**TEXTAUSZUG:**
Insbesondere bei Betriebsprüfungen in der Gastronomiebranche setzen die Finanzämter häufig einen sogenannten Zeitreihenvergleich ein. Bei dieser Schätzungsmethode zerlegt der Prüfer die jährlichen Erlöse und Wareneinkäufe in kleine Einheiten (meist Wochenzeiträume) und ermittelt für jede Woche das Verhältnis zwischen Erlösen und Einkäufen (sogenannter Rohgewinnaufschlagsatz). Die Finanzverwaltung geht davon aus, dass der höchste Rohgewinnaufschlagsatz, der sich in einem beliebigen Zehnwochenzeitraum ergibt, auf das gesamte Wirtschaftsjahr übertragen werden kann, so dass dem geprüften Unternehmer häufig erhebliche steuererhöhende Hinzuschätzungen drohen.
Der Bundesfinanzhof (BFH) hat entschieden, dass das Finanzamt zu Zeitreihenvergleichen nur unter folgenden einschränkenden Voraussetzungen greifen darf:
- Das Verhältnis zwischen Erlösen und Wareneinkäufen im Betrieb ist über das ganze Jahr hinweg weitgehend konstant.
- Hat der Betrieb eine formell ordnungsmäßige Buchführung vorgelegt, ist der Zeitreihenvergleich ungeeignet, materielle Mängel der Buchführung nachzuweisen.

**AUSGANGSDATEN:**
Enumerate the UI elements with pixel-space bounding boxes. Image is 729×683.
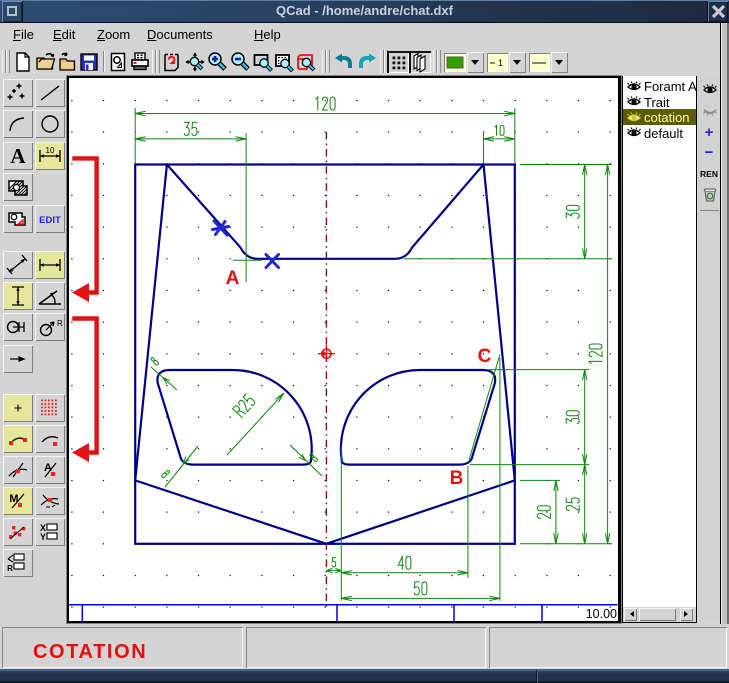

**GESTELLTE AUFGABE:**
Schreibe aus dem Textauszug zum Zeitreihenvergleich den Abschnitt wortgetreu ab, der mit „- Hat der Betrieb“ beginnt und mit „der Buchführung nachzuweisen.“ endet. Das Material wird hier nicht benötigt.

**GELÖSTE AUFGABE:**
- Hat der Betrieb eine formell ordnungsmäßige Buchführung vorgelegt, ist der Zeitreihenvergleich ungeeignet, materielle Mängel der Buchführung nachzuweisen.